-- Start of TASK INPUTS --

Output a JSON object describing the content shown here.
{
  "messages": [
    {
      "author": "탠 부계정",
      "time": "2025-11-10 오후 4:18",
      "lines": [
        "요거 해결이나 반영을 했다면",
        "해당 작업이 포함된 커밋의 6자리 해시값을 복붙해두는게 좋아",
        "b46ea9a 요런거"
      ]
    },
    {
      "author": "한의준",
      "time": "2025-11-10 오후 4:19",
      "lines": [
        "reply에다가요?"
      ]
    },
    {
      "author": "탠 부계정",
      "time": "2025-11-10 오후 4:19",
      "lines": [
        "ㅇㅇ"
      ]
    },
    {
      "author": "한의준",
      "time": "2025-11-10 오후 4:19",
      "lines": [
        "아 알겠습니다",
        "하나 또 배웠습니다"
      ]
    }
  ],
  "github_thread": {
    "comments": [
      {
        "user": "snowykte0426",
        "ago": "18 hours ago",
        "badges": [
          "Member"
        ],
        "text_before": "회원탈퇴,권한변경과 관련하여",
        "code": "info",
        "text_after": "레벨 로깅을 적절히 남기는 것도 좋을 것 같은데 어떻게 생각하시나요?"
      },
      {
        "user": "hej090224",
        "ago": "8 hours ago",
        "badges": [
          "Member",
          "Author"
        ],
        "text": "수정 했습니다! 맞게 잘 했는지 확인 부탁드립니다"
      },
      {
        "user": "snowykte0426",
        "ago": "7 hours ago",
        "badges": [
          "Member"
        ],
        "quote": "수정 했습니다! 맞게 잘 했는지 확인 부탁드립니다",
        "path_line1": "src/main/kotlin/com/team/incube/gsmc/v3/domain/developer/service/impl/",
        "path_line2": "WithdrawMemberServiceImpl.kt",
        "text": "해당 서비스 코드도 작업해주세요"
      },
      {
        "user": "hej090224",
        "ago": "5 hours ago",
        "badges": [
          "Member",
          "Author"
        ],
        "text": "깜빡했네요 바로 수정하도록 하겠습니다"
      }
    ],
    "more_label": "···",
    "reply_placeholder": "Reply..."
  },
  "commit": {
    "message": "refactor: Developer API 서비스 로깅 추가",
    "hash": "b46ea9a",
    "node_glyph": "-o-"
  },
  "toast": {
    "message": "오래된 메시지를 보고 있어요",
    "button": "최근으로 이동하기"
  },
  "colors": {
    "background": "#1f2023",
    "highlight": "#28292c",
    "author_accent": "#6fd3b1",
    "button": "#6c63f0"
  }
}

-- End of TASK INPUTS --
-- Start of TASK INPUTS --

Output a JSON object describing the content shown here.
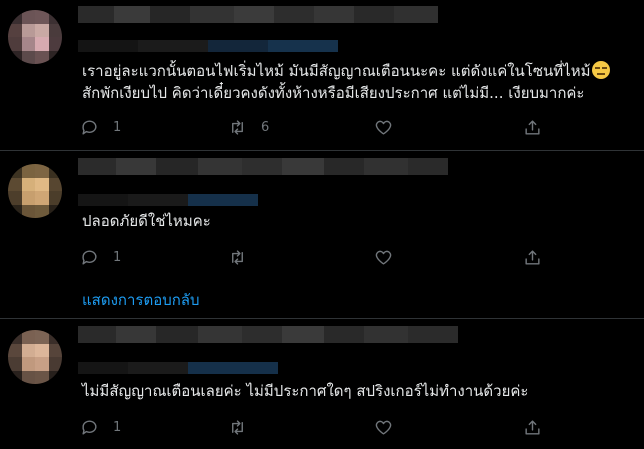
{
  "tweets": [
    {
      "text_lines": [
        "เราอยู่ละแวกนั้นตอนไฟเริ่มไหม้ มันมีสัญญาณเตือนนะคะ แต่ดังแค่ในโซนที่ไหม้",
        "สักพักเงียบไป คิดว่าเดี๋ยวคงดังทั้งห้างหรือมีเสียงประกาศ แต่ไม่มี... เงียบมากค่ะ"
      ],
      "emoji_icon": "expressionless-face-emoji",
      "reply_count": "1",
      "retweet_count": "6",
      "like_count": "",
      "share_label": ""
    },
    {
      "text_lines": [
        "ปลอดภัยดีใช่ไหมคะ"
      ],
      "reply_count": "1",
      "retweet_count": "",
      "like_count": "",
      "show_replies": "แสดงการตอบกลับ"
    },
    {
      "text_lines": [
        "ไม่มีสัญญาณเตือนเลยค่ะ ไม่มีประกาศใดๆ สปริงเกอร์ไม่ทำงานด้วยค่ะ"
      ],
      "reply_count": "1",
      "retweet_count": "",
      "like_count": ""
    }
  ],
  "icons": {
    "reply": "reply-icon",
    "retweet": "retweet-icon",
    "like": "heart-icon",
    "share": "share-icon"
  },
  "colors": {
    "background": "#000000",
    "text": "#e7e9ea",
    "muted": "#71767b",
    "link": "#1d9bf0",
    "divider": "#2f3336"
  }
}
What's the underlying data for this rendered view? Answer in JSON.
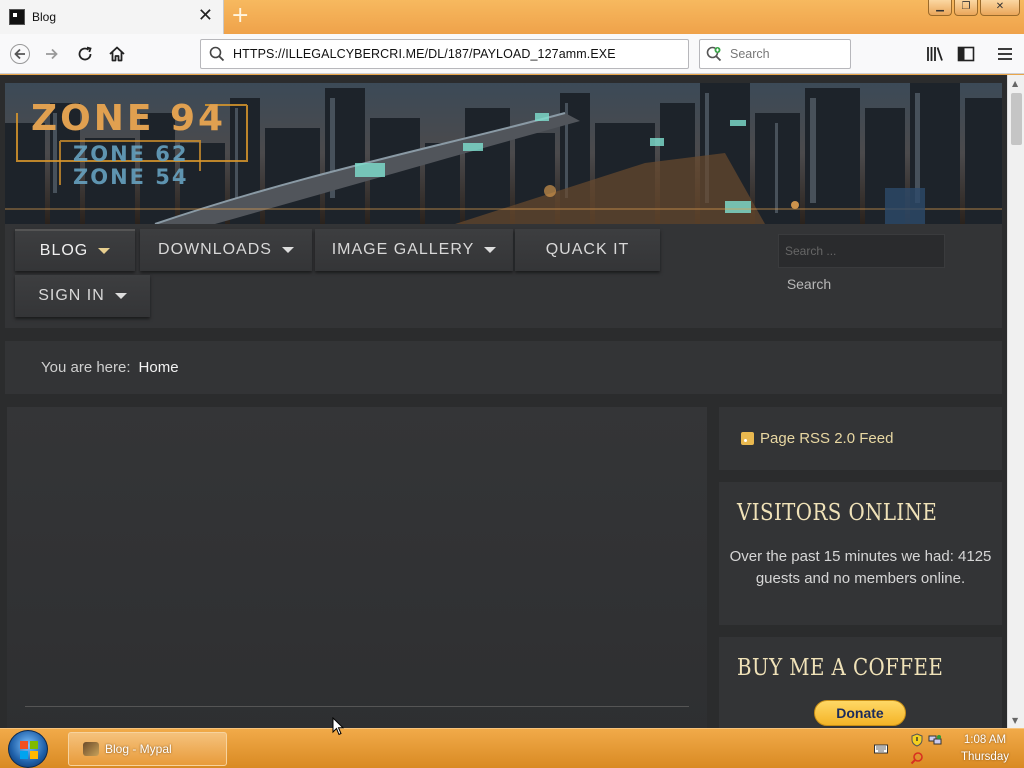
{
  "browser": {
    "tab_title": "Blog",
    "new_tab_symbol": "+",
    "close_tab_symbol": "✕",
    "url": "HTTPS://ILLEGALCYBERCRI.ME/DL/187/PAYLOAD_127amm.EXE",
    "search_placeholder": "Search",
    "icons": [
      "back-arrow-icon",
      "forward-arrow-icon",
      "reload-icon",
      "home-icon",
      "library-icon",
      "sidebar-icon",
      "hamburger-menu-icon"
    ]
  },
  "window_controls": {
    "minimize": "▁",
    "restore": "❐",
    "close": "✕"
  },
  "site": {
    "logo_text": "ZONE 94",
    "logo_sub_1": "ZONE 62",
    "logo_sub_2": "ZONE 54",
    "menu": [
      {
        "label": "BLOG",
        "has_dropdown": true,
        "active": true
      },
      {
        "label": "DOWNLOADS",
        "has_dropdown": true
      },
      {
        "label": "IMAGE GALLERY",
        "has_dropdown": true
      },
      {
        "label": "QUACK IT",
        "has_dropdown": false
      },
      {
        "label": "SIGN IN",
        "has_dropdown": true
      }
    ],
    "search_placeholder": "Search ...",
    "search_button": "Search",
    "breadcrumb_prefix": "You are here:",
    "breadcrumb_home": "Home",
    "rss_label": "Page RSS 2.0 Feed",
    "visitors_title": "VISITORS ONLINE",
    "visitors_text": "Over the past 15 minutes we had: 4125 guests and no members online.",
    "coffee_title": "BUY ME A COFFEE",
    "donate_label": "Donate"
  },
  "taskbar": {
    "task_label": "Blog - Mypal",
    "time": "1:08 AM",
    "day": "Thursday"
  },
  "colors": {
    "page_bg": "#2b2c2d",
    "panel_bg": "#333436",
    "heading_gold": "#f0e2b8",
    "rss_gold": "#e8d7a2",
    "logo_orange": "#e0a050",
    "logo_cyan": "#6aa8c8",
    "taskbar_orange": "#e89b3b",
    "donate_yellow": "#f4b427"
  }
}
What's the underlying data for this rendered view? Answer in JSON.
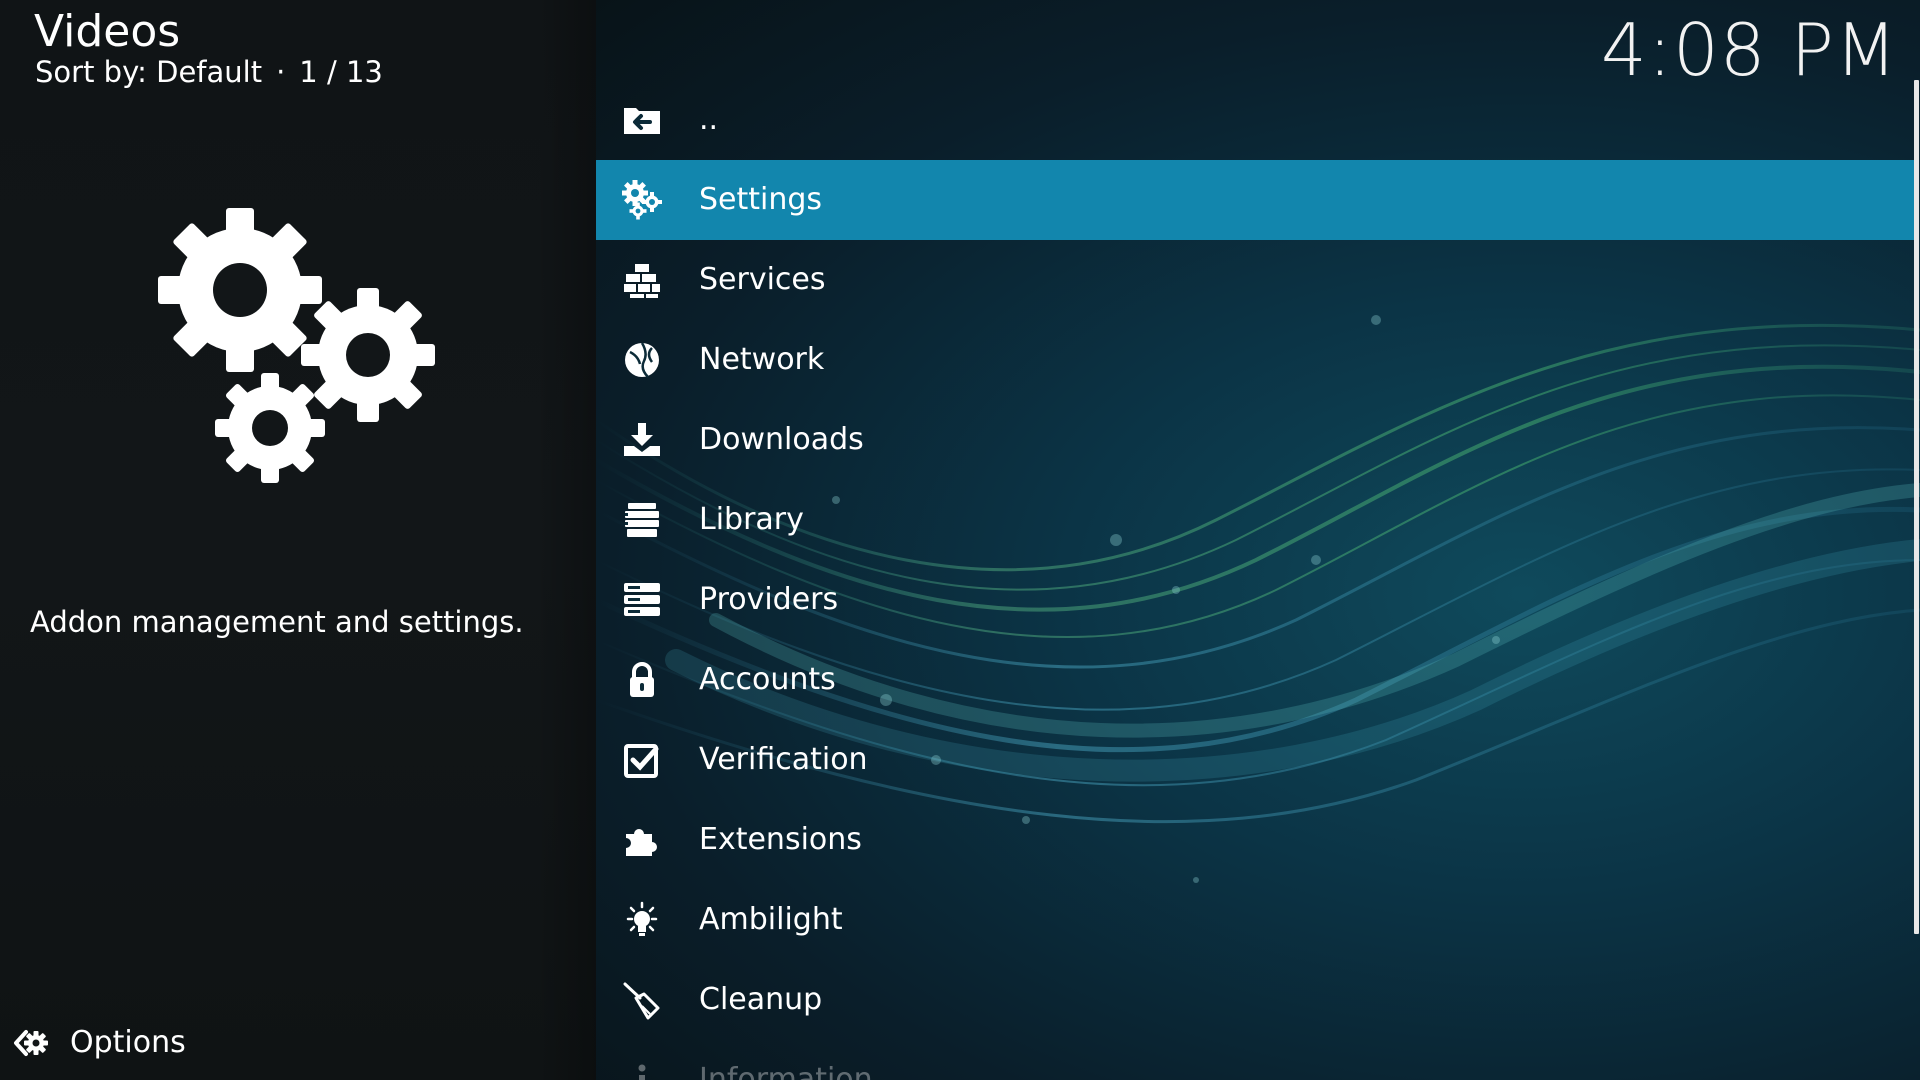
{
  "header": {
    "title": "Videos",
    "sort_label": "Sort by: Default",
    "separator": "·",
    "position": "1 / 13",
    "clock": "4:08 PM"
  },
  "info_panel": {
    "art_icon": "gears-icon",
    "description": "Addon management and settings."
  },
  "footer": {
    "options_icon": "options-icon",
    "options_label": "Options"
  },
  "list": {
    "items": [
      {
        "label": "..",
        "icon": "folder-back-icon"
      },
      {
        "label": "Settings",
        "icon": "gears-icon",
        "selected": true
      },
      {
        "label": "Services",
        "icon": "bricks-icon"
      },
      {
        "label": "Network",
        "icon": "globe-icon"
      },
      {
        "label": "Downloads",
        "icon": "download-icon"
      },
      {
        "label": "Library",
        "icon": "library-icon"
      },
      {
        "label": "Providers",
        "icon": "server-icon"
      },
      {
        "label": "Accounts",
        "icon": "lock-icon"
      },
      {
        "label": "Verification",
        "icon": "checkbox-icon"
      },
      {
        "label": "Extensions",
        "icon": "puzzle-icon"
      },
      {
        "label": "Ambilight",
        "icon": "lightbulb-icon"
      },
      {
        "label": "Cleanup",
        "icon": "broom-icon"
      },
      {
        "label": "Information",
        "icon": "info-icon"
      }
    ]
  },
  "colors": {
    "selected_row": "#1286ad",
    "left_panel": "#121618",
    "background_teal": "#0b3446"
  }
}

-- End of TASK INPUTS --

*BRIEF*:
Extract every line from the records above that contains the word "ZONE".

*SOLUTION BELOW*:
    "logo_text": "ZONE 94",
    "logo_sub_1": "ZONE 62",
    "logo_sub_2": "ZONE 54",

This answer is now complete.